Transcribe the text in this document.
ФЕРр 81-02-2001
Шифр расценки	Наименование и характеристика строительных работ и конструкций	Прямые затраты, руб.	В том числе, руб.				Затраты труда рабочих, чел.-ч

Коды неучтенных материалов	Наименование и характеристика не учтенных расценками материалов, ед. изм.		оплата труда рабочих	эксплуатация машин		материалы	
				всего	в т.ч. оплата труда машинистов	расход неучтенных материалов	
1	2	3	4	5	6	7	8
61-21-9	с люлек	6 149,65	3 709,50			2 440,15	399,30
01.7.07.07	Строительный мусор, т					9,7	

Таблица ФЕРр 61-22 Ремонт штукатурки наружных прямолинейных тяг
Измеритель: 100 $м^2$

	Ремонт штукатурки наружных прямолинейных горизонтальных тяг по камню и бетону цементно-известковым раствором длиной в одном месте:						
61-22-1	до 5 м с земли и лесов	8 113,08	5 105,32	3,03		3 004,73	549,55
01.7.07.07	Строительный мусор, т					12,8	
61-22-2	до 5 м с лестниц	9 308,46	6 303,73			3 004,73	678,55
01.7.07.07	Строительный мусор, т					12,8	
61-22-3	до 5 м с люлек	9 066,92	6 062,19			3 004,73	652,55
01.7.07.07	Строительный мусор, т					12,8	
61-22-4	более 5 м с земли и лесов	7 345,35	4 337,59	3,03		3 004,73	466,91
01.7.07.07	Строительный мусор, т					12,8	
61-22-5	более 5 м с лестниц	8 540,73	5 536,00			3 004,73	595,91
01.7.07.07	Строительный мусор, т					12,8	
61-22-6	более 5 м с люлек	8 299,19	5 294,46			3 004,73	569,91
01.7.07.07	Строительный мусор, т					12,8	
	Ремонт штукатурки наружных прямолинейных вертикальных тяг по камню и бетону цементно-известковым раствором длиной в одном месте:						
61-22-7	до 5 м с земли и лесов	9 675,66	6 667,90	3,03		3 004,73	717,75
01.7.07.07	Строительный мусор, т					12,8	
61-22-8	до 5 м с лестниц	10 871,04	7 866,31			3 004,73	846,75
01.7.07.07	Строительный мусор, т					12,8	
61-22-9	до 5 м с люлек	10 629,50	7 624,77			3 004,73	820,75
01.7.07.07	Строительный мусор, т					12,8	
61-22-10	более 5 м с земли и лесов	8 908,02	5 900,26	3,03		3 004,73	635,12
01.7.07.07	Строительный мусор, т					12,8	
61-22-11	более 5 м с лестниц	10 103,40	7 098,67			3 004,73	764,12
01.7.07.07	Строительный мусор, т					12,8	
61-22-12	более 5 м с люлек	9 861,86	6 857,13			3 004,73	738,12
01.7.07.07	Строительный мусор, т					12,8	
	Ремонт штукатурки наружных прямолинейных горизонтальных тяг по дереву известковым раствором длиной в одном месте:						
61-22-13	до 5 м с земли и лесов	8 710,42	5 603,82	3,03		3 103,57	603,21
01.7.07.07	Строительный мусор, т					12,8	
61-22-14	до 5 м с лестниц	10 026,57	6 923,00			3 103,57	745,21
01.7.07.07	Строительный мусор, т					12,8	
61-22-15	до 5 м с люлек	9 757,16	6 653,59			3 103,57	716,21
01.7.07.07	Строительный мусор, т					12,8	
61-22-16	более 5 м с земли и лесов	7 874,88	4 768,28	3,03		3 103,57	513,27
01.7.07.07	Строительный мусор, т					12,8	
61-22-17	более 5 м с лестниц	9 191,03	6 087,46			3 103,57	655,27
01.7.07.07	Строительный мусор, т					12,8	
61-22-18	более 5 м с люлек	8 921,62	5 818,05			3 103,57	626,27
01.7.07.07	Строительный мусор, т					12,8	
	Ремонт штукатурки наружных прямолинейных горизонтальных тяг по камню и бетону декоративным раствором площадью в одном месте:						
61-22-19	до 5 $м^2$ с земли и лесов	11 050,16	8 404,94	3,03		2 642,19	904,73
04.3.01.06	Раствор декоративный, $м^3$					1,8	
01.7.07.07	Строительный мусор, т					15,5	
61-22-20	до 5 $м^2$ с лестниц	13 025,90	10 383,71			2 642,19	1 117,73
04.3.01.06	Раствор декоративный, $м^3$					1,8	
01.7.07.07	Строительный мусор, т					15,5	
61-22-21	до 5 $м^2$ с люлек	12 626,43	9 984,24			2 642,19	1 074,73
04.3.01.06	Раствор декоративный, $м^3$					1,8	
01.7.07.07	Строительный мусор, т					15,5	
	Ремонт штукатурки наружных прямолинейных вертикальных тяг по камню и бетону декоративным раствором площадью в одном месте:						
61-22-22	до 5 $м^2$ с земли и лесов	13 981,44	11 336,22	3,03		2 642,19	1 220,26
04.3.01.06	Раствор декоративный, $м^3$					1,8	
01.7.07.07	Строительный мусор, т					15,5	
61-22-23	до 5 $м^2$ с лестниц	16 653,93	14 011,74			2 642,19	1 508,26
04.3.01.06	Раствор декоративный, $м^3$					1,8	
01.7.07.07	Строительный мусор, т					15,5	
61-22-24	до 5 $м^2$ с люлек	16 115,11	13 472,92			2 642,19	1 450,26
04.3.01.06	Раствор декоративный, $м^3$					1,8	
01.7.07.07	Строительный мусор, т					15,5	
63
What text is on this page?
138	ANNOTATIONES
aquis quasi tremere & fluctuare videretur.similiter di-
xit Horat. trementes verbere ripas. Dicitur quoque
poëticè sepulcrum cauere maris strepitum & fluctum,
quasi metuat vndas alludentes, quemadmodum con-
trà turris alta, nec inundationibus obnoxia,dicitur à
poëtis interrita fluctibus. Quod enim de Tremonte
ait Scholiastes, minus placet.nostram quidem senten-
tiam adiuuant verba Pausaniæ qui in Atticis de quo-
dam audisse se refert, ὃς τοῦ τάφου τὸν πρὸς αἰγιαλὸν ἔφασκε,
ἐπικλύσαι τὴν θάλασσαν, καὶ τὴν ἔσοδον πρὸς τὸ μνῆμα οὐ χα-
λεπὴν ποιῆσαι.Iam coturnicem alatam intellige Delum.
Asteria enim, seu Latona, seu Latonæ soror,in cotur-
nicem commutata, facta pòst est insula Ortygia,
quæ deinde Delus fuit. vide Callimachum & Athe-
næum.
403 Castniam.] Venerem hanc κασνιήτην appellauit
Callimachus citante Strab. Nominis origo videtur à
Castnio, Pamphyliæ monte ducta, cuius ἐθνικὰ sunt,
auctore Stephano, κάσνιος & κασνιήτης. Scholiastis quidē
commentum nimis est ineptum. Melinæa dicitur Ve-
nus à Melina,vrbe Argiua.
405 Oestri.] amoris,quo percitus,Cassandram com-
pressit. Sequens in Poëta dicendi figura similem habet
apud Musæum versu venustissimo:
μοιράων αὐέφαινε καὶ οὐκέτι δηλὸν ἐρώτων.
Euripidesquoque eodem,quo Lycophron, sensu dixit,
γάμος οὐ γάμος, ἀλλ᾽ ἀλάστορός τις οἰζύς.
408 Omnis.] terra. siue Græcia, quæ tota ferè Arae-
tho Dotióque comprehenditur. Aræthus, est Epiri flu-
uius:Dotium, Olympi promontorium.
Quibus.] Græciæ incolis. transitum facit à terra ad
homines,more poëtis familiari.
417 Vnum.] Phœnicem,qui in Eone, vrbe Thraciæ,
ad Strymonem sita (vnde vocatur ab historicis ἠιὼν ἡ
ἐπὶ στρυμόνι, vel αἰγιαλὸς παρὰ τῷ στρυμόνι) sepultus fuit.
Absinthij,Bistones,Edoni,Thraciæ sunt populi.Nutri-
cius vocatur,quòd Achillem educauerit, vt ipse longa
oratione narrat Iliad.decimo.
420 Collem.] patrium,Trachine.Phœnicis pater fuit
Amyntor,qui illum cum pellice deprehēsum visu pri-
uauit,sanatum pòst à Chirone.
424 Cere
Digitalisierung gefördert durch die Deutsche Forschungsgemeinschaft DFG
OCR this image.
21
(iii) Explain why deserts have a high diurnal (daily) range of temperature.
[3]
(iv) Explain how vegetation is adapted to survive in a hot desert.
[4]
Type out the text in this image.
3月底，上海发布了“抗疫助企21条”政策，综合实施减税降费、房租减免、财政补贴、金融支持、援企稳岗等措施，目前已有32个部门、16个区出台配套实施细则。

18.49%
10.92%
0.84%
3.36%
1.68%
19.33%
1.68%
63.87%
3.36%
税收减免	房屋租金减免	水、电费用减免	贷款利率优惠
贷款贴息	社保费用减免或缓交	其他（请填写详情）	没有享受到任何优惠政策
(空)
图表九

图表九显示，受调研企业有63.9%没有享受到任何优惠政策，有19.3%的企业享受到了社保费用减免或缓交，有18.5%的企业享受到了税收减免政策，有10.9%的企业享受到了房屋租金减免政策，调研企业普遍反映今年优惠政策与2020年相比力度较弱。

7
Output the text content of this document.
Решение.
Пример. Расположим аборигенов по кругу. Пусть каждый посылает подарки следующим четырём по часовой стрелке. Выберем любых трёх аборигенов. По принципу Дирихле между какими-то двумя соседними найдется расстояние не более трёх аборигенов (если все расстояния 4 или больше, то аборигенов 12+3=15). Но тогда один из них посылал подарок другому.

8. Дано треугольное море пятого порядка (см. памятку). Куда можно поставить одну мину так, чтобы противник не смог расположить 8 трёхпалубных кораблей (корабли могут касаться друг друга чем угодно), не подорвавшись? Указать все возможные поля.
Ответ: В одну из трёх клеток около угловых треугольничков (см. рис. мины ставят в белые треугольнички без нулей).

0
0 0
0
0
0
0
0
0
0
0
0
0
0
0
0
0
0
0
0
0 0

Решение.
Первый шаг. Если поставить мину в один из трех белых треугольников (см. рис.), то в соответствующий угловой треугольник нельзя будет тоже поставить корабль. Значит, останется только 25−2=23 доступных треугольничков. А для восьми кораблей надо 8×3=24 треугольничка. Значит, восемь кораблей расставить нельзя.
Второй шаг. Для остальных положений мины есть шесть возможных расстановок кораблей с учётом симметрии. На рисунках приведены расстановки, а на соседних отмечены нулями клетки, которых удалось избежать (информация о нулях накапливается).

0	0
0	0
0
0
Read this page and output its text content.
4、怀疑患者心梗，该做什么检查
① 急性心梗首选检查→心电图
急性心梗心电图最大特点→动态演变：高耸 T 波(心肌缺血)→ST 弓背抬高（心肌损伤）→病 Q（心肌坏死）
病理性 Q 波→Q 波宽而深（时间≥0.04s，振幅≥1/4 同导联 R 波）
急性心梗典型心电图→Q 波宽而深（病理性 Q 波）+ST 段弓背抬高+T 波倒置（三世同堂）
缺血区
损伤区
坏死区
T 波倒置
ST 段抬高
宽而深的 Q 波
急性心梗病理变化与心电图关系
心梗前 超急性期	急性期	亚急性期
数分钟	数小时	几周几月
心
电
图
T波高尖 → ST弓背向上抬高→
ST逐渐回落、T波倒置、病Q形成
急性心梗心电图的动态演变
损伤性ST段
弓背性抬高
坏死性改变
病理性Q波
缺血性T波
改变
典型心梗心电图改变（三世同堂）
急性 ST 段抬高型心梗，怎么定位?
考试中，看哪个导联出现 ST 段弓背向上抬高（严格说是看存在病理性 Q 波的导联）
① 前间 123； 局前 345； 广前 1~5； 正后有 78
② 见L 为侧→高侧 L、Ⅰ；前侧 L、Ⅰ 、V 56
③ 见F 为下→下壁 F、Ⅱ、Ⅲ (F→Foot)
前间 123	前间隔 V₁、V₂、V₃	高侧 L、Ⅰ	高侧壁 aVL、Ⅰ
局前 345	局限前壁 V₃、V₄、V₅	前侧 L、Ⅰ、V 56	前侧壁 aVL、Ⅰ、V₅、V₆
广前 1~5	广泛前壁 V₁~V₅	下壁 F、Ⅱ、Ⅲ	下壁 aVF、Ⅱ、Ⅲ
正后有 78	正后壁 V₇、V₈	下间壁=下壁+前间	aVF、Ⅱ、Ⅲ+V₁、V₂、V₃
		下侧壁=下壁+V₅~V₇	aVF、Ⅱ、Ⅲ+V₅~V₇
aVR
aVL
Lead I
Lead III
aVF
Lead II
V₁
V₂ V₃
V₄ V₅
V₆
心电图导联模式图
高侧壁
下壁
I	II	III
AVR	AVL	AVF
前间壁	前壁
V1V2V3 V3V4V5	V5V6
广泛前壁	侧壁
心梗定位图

WORK TO DO. Show all lines above holding "рабочих".

TASK ANSWER.
Шифр расценки	Наименование и характеристика строительных работ и конструкций	Прямые затраты, руб.	В том числе, руб.				Затраты труда рабочих, чел.-ч
Коды неучтенных материалов	Наименование и характеристика не учтенных расценками материалов, ед. изм.		оплата труда рабочих	эксплуатация машин		материалы	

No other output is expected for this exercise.